(The request) Extract the records below word for word and ignore the images.

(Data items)

** START **

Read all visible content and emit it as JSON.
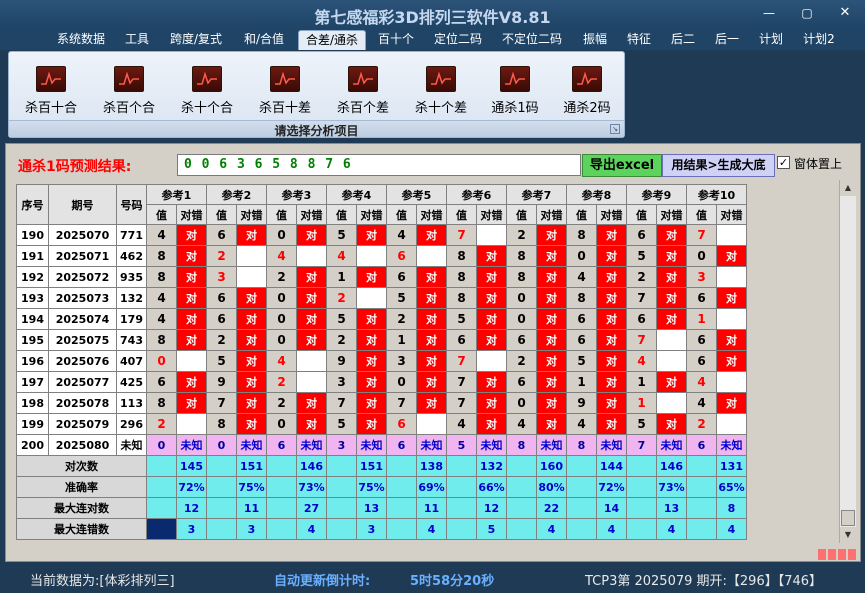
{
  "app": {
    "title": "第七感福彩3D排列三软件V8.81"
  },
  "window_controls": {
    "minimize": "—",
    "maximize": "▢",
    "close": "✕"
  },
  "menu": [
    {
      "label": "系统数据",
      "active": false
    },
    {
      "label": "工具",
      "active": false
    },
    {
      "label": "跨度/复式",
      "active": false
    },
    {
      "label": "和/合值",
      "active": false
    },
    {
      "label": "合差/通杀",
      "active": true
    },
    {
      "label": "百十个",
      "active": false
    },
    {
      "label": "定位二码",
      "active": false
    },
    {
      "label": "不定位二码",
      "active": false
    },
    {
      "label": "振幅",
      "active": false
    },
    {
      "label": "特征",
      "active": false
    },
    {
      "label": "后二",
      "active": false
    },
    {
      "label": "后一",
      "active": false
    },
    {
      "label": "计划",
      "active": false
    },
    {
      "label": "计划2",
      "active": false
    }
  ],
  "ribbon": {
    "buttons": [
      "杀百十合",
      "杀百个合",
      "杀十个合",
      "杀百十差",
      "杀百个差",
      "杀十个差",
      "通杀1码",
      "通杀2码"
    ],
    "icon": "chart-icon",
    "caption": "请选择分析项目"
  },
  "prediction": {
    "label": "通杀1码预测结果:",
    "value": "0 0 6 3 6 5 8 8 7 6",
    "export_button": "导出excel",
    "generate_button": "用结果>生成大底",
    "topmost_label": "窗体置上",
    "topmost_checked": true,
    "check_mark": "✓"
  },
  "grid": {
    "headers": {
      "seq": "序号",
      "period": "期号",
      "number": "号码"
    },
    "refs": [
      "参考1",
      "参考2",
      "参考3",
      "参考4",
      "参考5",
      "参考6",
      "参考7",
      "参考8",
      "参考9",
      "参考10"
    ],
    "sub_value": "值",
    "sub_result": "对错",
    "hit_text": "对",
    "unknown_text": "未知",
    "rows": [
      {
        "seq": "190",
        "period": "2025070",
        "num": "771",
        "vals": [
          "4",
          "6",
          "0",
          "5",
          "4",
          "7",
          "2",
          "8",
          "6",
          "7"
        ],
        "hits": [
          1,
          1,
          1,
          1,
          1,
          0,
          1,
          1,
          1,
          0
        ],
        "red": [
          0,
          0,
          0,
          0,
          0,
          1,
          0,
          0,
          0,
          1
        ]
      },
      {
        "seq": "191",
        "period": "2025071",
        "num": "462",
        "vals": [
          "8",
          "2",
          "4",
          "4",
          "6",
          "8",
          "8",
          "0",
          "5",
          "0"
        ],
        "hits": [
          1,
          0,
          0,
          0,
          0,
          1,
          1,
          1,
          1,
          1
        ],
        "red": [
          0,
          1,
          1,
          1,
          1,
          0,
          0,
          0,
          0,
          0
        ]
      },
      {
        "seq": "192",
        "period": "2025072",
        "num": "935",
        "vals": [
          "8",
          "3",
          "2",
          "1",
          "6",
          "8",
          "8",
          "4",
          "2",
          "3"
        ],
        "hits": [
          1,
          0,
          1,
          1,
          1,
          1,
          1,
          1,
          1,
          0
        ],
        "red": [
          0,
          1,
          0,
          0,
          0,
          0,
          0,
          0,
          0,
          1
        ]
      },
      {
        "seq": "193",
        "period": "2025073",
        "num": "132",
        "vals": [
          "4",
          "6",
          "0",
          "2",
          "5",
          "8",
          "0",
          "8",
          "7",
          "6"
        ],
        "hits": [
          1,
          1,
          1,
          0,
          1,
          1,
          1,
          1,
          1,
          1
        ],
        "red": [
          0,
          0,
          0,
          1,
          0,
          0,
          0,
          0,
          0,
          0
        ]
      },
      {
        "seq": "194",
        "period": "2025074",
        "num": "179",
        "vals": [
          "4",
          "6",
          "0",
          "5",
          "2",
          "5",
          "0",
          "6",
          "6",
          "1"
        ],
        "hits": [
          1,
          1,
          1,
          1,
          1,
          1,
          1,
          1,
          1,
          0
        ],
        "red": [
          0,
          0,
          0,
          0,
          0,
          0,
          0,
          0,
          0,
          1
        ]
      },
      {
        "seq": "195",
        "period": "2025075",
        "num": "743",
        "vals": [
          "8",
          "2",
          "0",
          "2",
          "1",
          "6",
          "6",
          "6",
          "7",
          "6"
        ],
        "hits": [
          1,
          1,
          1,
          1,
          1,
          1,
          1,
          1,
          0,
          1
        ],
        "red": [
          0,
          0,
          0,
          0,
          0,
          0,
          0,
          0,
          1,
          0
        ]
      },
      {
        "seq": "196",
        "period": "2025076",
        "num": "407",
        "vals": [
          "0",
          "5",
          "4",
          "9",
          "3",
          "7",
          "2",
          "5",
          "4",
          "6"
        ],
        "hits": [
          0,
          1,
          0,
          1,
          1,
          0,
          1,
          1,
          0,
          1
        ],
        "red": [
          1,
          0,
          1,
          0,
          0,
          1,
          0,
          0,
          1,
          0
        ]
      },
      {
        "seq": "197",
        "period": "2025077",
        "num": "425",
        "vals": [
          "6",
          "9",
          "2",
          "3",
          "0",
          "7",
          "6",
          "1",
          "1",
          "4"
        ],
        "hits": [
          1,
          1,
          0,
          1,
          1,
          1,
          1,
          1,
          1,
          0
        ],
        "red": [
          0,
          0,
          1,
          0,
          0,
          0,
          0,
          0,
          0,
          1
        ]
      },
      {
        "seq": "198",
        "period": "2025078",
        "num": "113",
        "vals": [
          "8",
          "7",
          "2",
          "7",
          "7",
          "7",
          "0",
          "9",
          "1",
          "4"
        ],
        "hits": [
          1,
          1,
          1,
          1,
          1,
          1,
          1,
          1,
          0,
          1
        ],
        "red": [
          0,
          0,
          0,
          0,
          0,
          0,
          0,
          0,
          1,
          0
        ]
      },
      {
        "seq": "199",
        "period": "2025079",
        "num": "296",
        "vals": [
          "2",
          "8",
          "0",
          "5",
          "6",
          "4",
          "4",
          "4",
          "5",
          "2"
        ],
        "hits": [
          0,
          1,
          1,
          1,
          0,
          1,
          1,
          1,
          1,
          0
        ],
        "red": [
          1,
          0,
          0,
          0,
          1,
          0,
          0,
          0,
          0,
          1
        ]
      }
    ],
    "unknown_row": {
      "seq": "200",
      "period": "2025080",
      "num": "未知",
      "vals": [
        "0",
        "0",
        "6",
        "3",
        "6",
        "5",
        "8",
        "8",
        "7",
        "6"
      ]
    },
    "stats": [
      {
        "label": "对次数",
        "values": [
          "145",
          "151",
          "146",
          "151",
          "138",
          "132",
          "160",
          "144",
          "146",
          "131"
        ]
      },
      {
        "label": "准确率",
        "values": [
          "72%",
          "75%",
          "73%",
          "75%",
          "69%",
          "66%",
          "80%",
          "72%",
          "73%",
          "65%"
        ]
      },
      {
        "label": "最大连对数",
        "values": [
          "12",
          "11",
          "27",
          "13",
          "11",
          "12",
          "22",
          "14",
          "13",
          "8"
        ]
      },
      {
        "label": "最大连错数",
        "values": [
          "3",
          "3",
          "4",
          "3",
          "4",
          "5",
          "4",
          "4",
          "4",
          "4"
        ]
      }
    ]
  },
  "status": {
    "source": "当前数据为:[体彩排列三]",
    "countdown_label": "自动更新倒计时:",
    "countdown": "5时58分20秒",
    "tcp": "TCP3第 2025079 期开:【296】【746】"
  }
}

** END **

(Solution to the exercise)
Read all visible content and emit it as JSON.
{
  "app": {
    "title": "第七感福彩3D排列三软件V8.81"
  },
  "window_controls": {
    "minimize": "—",
    "maximize": "▢",
    "close": "✕"
  },
  "menu": [
    {
      "label": "系统数据",
      "active": false
    },
    {
      "label": "工具",
      "active": false
    },
    {
      "label": "跨度/复式",
      "active": false
    },
    {
      "label": "和/合值",
      "active": false
    },
    {
      "label": "合差/通杀",
      "active": true
    },
    {
      "label": "百十个",
      "active": false
    },
    {
      "label": "定位二码",
      "active": false
    },
    {
      "label": "不定位二码",
      "active": false
    },
    {
      "label": "振幅",
      "active": false
    },
    {
      "label": "特征",
      "active": false
    },
    {
      "label": "后二",
      "active": false
    },
    {
      "label": "后一",
      "active": false
    },
    {
      "label": "计划",
      "active": false
    },
    {
      "label": "计划2",
      "active": false
    }
  ],
  "ribbon": {
    "buttons": [
      "杀百十合",
      "杀百个合",
      "杀十个合",
      "杀百十差",
      "杀百个差",
      "杀十个差",
      "通杀1码",
      "通杀2码"
    ],
    "icon": "chart-icon",
    "caption": "请选择分析项目"
  },
  "prediction": {
    "label": "通杀1码预测结果:",
    "value": "0 0 6 3 6 5 8 8 7 6",
    "export_button": "导出excel",
    "generate_button": "用结果>生成大底",
    "topmost_label": "窗体置上",
    "topmost_checked": true,
    "check_mark": "✓"
  },
  "grid": {
    "headers": {
      "seq": "序号",
      "period": "期号",
      "number": "号码"
    },
    "refs": [
      "参考1",
      "参考2",
      "参考3",
      "参考4",
      "参考5",
      "参考6",
      "参考7",
      "参考8",
      "参考9",
      "参考10"
    ],
    "sub_value": "值",
    "sub_result": "对错",
    "hit_text": "对",
    "unknown_text": "未知",
    "rows": [
      {
        "seq": "190",
        "period": "2025070",
        "num": "771",
        "vals": [
          "4",
          "6",
          "0",
          "5",
          "4",
          "7",
          "2",
          "8",
          "6",
          "7"
        ],
        "hits": [
          1,
          1,
          1,
          1,
          1,
          0,
          1,
          1,
          1,
          0
        ],
        "red": [
          0,
          0,
          0,
          0,
          0,
          1,
          0,
          0,
          0,
          1
        ]
      },
      {
        "seq": "191",
        "period": "2025071",
        "num": "462",
        "vals": [
          "8",
          "2",
          "4",
          "4",
          "6",
          "8",
          "8",
          "0",
          "5",
          "0"
        ],
        "hits": [
          1,
          0,
          0,
          0,
          0,
          1,
          1,
          1,
          1,
          1
        ],
        "red": [
          0,
          1,
          1,
          1,
          1,
          0,
          0,
          0,
          0,
          0
        ]
      },
      {
        "seq": "192",
        "period": "2025072",
        "num": "935",
        "vals": [
          "8",
          "3",
          "2",
          "1",
          "6",
          "8",
          "8",
          "4",
          "2",
          "3"
        ],
        "hits": [
          1,
          0,
          1,
          1,
          1,
          1,
          1,
          1,
          1,
          0
        ],
        "red": [
          0,
          1,
          0,
          0,
          0,
          0,
          0,
          0,
          0,
          1
        ]
      },
      {
        "seq": "193",
        "period": "2025073",
        "num": "132",
        "vals": [
          "4",
          "6",
          "0",
          "2",
          "5",
          "8",
          "0",
          "8",
          "7",
          "6"
        ],
        "hits": [
          1,
          1,
          1,
          0,
          1,
          1,
          1,
          1,
          1,
          1
        ],
        "red": [
          0,
          0,
          0,
          1,
          0,
          0,
          0,
          0,
          0,
          0
        ]
      },
      {
        "seq": "194",
        "period": "2025074",
        "num": "179",
        "vals": [
          "4",
          "6",
          "0",
          "5",
          "2",
          "5",
          "0",
          "6",
          "6",
          "1"
        ],
        "hits": [
          1,
          1,
          1,
          1,
          1,
          1,
          1,
          1,
          1,
          0
        ],
        "red": [
          0,
          0,
          0,
          0,
          0,
          0,
          0,
          0,
          0,
          1
        ]
      },
      {
        "seq": "195",
        "period": "2025075",
        "num": "743",
        "vals": [
          "8",
          "2",
          "0",
          "2",
          "1",
          "6",
          "6",
          "6",
          "7",
          "6"
        ],
        "hits": [
          1,
          1,
          1,
          1,
          1,
          1,
          1,
          1,
          0,
          1
        ],
        "red": [
          0,
          0,
          0,
          0,
          0,
          0,
          0,
          0,
          1,
          0
        ]
      },
      {
        "seq": "196",
        "period": "2025076",
        "num": "407",
        "vals": [
          "0",
          "5",
          "4",
          "9",
          "3",
          "7",
          "2",
          "5",
          "4",
          "6"
        ],
        "hits": [
          0,
          1,
          0,
          1,
          1,
          0,
          1,
          1,
          0,
          1
        ],
        "red": [
          1,
          0,
          1,
          0,
          0,
          1,
          0,
          0,
          1,
          0
        ]
      },
      {
        "seq": "197",
        "period": "2025077",
        "num": "425",
        "vals": [
          "6",
          "9",
          "2",
          "3",
          "0",
          "7",
          "6",
          "1",
          "1",
          "4"
        ],
        "hits": [
          1,
          1,
          0,
          1,
          1,
          1,
          1,
          1,
          1,
          0
        ],
        "red": [
          0,
          0,
          1,
          0,
          0,
          0,
          0,
          0,
          0,
          1
        ]
      },
      {
        "seq": "198",
        "period": "2025078",
        "num": "113",
        "vals": [
          "8",
          "7",
          "2",
          "7",
          "7",
          "7",
          "0",
          "9",
          "1",
          "4"
        ],
        "hits": [
          1,
          1,
          1,
          1,
          1,
          1,
          1,
          1,
          0,
          1
        ],
        "red": [
          0,
          0,
          0,
          0,
          0,
          0,
          0,
          0,
          1,
          0
        ]
      },
      {
        "seq": "199",
        "period": "2025079",
        "num": "296",
        "vals": [
          "2",
          "8",
          "0",
          "5",
          "6",
          "4",
          "4",
          "4",
          "5",
          "2"
        ],
        "hits": [
          0,
          1,
          1,
          1,
          0,
          1,
          1,
          1,
          1,
          0
        ],
        "red": [
          1,
          0,
          0,
          0,
          1,
          0,
          0,
          0,
          0,
          1
        ]
      }
    ],
    "unknown_row": {
      "seq": "200",
      "period": "2025080",
      "num": "未知",
      "vals": [
        "0",
        "0",
        "6",
        "3",
        "6",
        "5",
        "8",
        "8",
        "7",
        "6"
      ]
    },
    "stats": [
      {
        "label": "对次数",
        "values": [
          "145",
          "151",
          "146",
          "151",
          "138",
          "132",
          "160",
          "144",
          "146",
          "131"
        ]
      },
      {
        "label": "准确率",
        "values": [
          "72%",
          "75%",
          "73%",
          "75%",
          "69%",
          "66%",
          "80%",
          "72%",
          "73%",
          "65%"
        ]
      },
      {
        "label": "最大连对数",
        "values": [
          "12",
          "11",
          "27",
          "13",
          "11",
          "12",
          "22",
          "14",
          "13",
          "8"
        ]
      },
      {
        "label": "最大连错数",
        "values": [
          "3",
          "3",
          "4",
          "3",
          "4",
          "5",
          "4",
          "4",
          "4",
          "4"
        ]
      }
    ]
  },
  "status": {
    "source": "当前数据为:[体彩排列三]",
    "countdown_label": "自动更新倒计时:",
    "countdown": "5时58分20秒",
    "tcp": "TCP3第 2025079 期开:【296】【746】"
  }
}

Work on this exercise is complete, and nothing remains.